WHAT IS EXPECTED: Return each line containing the string "JSON".

(begin)

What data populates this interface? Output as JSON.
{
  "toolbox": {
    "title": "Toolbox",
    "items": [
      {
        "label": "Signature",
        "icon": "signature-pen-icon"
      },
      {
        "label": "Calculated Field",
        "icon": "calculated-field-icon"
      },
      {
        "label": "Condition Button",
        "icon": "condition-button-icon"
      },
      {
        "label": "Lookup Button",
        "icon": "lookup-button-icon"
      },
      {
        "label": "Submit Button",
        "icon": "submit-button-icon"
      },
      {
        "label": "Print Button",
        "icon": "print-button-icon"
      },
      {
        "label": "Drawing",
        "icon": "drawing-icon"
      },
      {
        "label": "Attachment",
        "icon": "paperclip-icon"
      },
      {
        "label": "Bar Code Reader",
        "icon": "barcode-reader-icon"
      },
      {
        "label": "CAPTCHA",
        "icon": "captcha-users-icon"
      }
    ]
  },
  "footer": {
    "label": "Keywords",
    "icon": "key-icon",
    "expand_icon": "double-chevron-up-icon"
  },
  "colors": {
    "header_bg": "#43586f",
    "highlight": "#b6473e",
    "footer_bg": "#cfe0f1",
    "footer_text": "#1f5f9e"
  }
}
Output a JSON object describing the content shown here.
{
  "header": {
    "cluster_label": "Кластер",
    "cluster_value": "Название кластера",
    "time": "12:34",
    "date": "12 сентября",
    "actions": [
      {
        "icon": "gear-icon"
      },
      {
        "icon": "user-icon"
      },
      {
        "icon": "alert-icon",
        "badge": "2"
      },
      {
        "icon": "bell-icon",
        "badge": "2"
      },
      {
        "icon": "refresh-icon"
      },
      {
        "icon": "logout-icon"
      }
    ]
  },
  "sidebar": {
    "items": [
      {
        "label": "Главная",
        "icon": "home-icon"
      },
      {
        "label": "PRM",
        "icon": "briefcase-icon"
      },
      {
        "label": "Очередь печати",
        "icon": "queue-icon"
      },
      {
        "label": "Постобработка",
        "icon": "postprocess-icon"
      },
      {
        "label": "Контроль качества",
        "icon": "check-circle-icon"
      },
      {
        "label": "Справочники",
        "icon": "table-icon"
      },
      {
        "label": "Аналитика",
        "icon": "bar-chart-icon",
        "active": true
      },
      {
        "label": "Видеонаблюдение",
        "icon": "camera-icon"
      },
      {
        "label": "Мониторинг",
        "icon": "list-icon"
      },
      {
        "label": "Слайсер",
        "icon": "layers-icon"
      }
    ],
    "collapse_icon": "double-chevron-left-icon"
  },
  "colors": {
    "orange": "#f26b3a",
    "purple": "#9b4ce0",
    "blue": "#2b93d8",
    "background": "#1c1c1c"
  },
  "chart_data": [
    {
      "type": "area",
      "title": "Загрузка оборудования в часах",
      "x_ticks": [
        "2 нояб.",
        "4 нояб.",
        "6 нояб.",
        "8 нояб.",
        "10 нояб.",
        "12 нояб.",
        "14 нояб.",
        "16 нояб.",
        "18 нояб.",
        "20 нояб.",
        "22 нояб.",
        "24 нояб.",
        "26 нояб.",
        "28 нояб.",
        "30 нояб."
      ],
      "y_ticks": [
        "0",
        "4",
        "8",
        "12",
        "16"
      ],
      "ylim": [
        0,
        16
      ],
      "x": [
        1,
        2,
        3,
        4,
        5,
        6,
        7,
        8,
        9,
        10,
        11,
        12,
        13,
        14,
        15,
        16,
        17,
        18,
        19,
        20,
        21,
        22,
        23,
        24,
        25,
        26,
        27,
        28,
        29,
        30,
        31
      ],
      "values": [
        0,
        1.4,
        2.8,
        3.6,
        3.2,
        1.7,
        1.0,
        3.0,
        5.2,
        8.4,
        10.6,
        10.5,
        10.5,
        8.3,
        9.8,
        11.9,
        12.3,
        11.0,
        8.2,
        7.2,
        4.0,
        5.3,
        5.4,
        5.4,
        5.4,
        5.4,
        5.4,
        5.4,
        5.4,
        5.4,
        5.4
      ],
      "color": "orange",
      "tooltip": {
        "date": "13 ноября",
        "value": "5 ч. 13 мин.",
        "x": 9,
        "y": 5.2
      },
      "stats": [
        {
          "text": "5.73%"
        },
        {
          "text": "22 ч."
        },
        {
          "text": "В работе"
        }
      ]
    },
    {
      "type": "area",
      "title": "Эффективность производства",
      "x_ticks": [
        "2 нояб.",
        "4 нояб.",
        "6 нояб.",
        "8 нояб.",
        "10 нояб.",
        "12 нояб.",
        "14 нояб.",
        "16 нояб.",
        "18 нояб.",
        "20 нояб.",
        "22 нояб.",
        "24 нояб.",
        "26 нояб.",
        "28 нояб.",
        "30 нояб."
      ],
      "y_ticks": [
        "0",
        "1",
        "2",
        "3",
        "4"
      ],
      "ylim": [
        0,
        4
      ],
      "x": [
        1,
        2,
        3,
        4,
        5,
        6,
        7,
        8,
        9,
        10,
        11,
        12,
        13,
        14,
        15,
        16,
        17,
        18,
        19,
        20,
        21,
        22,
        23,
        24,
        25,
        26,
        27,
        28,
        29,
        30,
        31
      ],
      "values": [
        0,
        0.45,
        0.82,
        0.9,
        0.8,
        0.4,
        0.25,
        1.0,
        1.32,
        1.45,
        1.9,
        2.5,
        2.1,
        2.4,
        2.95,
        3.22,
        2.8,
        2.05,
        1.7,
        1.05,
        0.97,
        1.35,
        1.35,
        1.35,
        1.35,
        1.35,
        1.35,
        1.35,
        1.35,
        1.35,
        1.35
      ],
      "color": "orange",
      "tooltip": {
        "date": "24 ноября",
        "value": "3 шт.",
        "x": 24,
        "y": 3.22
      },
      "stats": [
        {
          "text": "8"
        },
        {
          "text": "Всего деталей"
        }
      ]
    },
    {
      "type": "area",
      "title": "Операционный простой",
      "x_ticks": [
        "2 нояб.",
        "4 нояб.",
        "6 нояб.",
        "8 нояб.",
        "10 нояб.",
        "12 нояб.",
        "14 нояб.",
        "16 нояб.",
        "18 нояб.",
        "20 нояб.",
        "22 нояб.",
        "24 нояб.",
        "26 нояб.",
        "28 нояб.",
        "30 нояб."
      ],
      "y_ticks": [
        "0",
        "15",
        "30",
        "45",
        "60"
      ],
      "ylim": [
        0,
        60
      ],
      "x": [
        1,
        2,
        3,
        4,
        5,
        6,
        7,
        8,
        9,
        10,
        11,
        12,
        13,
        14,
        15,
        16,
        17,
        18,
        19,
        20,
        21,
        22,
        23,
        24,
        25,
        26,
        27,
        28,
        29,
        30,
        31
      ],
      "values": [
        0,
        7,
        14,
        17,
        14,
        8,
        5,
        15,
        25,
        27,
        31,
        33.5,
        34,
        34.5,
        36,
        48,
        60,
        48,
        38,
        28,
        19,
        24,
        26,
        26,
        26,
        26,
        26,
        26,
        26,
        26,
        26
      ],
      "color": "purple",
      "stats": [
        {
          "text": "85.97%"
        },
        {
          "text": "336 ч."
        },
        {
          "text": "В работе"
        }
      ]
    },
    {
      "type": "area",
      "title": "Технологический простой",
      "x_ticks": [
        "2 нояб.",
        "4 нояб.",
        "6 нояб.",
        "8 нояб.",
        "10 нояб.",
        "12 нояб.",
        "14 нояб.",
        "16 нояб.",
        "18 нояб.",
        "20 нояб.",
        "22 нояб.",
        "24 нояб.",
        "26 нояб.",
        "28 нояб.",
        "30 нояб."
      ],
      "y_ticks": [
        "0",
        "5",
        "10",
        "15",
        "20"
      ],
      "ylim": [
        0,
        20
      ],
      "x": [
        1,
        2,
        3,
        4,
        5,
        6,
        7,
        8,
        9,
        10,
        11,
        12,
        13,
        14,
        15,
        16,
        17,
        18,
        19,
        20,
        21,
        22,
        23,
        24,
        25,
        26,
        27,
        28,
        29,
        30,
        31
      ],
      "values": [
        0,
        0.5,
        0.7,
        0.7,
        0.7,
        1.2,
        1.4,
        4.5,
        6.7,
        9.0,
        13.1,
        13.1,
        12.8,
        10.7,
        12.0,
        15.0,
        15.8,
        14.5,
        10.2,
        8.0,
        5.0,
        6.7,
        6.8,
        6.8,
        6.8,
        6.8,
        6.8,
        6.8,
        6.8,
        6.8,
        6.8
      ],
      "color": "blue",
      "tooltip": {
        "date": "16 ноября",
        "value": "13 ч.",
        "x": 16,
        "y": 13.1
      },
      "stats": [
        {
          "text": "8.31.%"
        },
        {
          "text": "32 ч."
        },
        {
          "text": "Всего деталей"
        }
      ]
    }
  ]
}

(end)

EXERCISE RESULT:
What data populates this interface? Output as JSON.
Output a JSON object describing the content shown here.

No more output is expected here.